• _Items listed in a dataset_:

————

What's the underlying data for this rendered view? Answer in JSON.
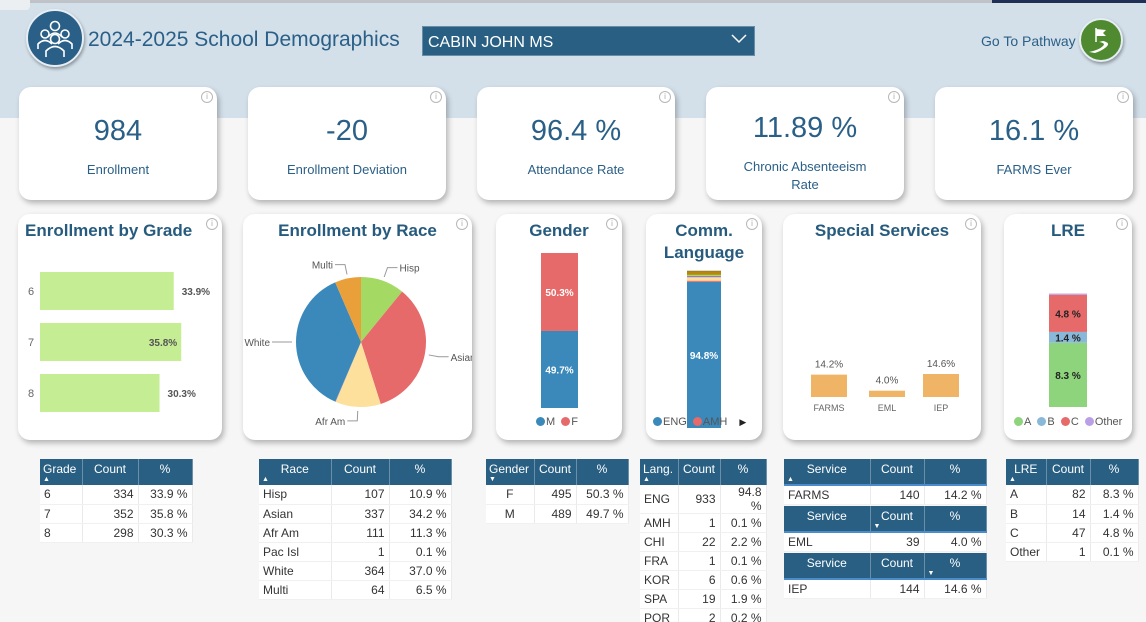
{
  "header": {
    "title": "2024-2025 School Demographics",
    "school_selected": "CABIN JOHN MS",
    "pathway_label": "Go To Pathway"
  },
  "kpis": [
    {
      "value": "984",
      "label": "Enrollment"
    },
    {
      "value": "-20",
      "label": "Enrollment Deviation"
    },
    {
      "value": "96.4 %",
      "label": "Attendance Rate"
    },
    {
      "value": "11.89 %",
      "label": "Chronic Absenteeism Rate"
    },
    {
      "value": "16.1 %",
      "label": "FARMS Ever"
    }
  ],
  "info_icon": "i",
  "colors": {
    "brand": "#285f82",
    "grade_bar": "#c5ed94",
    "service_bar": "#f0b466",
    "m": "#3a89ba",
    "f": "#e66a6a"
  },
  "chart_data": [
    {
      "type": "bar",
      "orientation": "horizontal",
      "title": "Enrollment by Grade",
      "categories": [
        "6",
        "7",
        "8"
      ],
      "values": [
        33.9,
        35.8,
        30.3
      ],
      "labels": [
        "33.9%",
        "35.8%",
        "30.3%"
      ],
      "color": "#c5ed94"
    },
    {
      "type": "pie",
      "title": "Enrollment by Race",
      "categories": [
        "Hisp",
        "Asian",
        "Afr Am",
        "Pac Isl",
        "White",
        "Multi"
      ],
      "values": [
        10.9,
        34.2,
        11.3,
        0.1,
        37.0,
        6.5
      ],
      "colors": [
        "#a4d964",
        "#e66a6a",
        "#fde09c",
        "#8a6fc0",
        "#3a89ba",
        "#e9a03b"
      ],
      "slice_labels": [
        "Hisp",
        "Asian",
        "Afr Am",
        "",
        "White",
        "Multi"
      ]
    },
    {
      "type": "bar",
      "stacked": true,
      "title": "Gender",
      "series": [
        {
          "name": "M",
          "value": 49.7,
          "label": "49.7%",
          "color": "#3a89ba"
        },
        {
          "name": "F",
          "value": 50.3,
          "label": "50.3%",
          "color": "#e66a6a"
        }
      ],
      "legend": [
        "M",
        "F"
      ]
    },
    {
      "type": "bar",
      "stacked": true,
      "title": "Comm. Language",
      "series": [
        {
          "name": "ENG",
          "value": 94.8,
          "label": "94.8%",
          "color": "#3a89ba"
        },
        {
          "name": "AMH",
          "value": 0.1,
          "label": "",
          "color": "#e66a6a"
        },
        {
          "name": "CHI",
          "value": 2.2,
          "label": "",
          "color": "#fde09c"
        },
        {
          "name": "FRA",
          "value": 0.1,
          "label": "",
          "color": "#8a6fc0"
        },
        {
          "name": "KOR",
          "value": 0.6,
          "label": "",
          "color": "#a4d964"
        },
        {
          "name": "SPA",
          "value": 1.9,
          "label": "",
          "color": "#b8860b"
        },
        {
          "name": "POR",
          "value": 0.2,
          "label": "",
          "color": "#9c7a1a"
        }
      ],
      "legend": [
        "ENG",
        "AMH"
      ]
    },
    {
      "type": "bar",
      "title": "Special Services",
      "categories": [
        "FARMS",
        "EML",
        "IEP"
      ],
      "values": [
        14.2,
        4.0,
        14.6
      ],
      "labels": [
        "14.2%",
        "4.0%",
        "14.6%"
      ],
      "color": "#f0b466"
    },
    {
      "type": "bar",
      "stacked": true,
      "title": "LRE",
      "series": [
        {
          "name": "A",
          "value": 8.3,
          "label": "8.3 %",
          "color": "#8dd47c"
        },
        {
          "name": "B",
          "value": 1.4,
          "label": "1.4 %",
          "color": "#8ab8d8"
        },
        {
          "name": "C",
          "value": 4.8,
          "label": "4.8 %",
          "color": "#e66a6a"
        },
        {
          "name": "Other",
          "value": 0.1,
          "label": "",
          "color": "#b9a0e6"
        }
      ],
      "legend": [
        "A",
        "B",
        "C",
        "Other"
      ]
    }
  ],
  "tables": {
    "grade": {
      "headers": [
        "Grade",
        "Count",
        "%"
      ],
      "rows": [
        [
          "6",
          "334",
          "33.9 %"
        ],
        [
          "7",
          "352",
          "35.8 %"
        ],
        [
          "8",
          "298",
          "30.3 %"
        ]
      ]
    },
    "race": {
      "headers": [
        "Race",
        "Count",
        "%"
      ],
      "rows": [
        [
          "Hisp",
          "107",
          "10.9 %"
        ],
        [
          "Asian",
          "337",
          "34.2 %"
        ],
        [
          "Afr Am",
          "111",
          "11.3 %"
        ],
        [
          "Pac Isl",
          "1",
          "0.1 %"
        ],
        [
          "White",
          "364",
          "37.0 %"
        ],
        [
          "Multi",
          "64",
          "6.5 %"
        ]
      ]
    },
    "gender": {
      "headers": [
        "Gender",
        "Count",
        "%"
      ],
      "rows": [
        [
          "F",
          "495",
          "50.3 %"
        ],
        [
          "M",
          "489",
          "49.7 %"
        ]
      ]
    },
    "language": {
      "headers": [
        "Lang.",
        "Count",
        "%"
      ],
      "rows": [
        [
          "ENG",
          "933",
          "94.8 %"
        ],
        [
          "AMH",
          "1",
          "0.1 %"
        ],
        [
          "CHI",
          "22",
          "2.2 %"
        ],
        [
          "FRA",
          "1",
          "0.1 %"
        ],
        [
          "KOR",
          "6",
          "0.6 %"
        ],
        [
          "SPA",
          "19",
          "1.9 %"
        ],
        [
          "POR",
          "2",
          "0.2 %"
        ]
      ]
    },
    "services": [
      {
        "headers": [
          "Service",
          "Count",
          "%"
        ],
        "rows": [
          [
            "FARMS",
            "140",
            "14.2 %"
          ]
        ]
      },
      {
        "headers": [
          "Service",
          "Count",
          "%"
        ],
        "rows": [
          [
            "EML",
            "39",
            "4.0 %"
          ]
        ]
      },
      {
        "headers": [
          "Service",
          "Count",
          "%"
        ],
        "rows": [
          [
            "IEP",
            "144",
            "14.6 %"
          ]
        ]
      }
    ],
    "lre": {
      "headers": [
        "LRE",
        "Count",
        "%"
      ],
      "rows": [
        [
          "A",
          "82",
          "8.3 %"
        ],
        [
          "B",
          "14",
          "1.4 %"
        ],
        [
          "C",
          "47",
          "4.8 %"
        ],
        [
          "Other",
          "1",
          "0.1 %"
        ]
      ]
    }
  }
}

————

• _WHAT IS REQUIRED_:
Your copy should match the entries exactly, minus the pictures.

• _FINISHED EXERCISE_:
What's the underlying data for this rendered view? Answer in JSON.
{
  "header": {
    "title": "2024-2025 School Demographics",
    "school_selected": "CABIN JOHN MS",
    "pathway_label": "Go To Pathway"
  },
  "kpis": [
    {
      "value": "984",
      "label": "Enrollment"
    },
    {
      "value": "-20",
      "label": "Enrollment Deviation"
    },
    {
      "value": "96.4 %",
      "label": "Attendance Rate"
    },
    {
      "value": "11.89 %",
      "label": "Chronic Absenteeism Rate"
    },
    {
      "value": "16.1 %",
      "label": "FARMS Ever"
    }
  ],
  "info_icon": "i",
  "colors": {
    "brand": "#285f82",
    "grade_bar": "#c5ed94",
    "service_bar": "#f0b466",
    "m": "#3a89ba",
    "f": "#e66a6a"
  },
  "chart_data": [
    {
      "type": "bar",
      "orientation": "horizontal",
      "title": "Enrollment by Grade",
      "categories": [
        "6",
        "7",
        "8"
      ],
      "values": [
        33.9,
        35.8,
        30.3
      ],
      "labels": [
        "33.9%",
        "35.8%",
        "30.3%"
      ],
      "color": "#c5ed94"
    },
    {
      "type": "pie",
      "title": "Enrollment by Race",
      "categories": [
        "Hisp",
        "Asian",
        "Afr Am",
        "Pac Isl",
        "White",
        "Multi"
      ],
      "values": [
        10.9,
        34.2,
        11.3,
        0.1,
        37.0,
        6.5
      ],
      "colors": [
        "#a4d964",
        "#e66a6a",
        "#fde09c",
        "#8a6fc0",
        "#3a89ba",
        "#e9a03b"
      ],
      "slice_labels": [
        "Hisp",
        "Asian",
        "Afr Am",
        "",
        "White",
        "Multi"
      ]
    },
    {
      "type": "bar",
      "stacked": true,
      "title": "Gender",
      "series": [
        {
          "name": "M",
          "value": 49.7,
          "label": "49.7%",
          "color": "#3a89ba"
        },
        {
          "name": "F",
          "value": 50.3,
          "label": "50.3%",
          "color": "#e66a6a"
        }
      ],
      "legend": [
        "M",
        "F"
      ]
    },
    {
      "type": "bar",
      "stacked": true,
      "title": "Comm. Language",
      "series": [
        {
          "name": "ENG",
          "value": 94.8,
          "label": "94.8%",
          "color": "#3a89ba"
        },
        {
          "name": "AMH",
          "value": 0.1,
          "label": "",
          "color": "#e66a6a"
        },
        {
          "name": "CHI",
          "value": 2.2,
          "label": "",
          "color": "#fde09c"
        },
        {
          "name": "FRA",
          "value": 0.1,
          "label": "",
          "color": "#8a6fc0"
        },
        {
          "name": "KOR",
          "value": 0.6,
          "label": "",
          "color": "#a4d964"
        },
        {
          "name": "SPA",
          "value": 1.9,
          "label": "",
          "color": "#b8860b"
        },
        {
          "name": "POR",
          "value": 0.2,
          "label": "",
          "color": "#9c7a1a"
        }
      ],
      "legend": [
        "ENG",
        "AMH"
      ]
    },
    {
      "type": "bar",
      "title": "Special Services",
      "categories": [
        "FARMS",
        "EML",
        "IEP"
      ],
      "values": [
        14.2,
        4.0,
        14.6
      ],
      "labels": [
        "14.2%",
        "4.0%",
        "14.6%"
      ],
      "color": "#f0b466"
    },
    {
      "type": "bar",
      "stacked": true,
      "title": "LRE",
      "series": [
        {
          "name": "A",
          "value": 8.3,
          "label": "8.3 %",
          "color": "#8dd47c"
        },
        {
          "name": "B",
          "value": 1.4,
          "label": "1.4 %",
          "color": "#8ab8d8"
        },
        {
          "name": "C",
          "value": 4.8,
          "label": "4.8 %",
          "color": "#e66a6a"
        },
        {
          "name": "Other",
          "value": 0.1,
          "label": "",
          "color": "#b9a0e6"
        }
      ],
      "legend": [
        "A",
        "B",
        "C",
        "Other"
      ]
    }
  ],
  "tables": {
    "grade": {
      "headers": [
        "Grade",
        "Count",
        "%"
      ],
      "rows": [
        [
          "6",
          "334",
          "33.9 %"
        ],
        [
          "7",
          "352",
          "35.8 %"
        ],
        [
          "8",
          "298",
          "30.3 %"
        ]
      ]
    },
    "race": {
      "headers": [
        "Race",
        "Count",
        "%"
      ],
      "rows": [
        [
          "Hisp",
          "107",
          "10.9 %"
        ],
        [
          "Asian",
          "337",
          "34.2 %"
        ],
        [
          "Afr Am",
          "111",
          "11.3 %"
        ],
        [
          "Pac Isl",
          "1",
          "0.1 %"
        ],
        [
          "White",
          "364",
          "37.0 %"
        ],
        [
          "Multi",
          "64",
          "6.5 %"
        ]
      ]
    },
    "gender": {
      "headers": [
        "Gender",
        "Count",
        "%"
      ],
      "rows": [
        [
          "F",
          "495",
          "50.3 %"
        ],
        [
          "M",
          "489",
          "49.7 %"
        ]
      ]
    },
    "language": {
      "headers": [
        "Lang.",
        "Count",
        "%"
      ],
      "rows": [
        [
          "ENG",
          "933",
          "94.8 %"
        ],
        [
          "AMH",
          "1",
          "0.1 %"
        ],
        [
          "CHI",
          "22",
          "2.2 %"
        ],
        [
          "FRA",
          "1",
          "0.1 %"
        ],
        [
          "KOR",
          "6",
          "0.6 %"
        ],
        [
          "SPA",
          "19",
          "1.9 %"
        ],
        [
          "POR",
          "2",
          "0.2 %"
        ]
      ]
    },
    "services": [
      {
        "headers": [
          "Service",
          "Count",
          "%"
        ],
        "rows": [
          [
            "FARMS",
            "140",
            "14.2 %"
          ]
        ]
      },
      {
        "headers": [
          "Service",
          "Count",
          "%"
        ],
        "rows": [
          [
            "EML",
            "39",
            "4.0 %"
          ]
        ]
      },
      {
        "headers": [
          "Service",
          "Count",
          "%"
        ],
        "rows": [
          [
            "IEP",
            "144",
            "14.6 %"
          ]
        ]
      }
    ],
    "lre": {
      "headers": [
        "LRE",
        "Count",
        "%"
      ],
      "rows": [
        [
          "A",
          "82",
          "8.3 %"
        ],
        [
          "B",
          "14",
          "1.4 %"
        ],
        [
          "C",
          "47",
          "4.8 %"
        ],
        [
          "Other",
          "1",
          "0.1 %"
        ]
      ]
    }
  }
}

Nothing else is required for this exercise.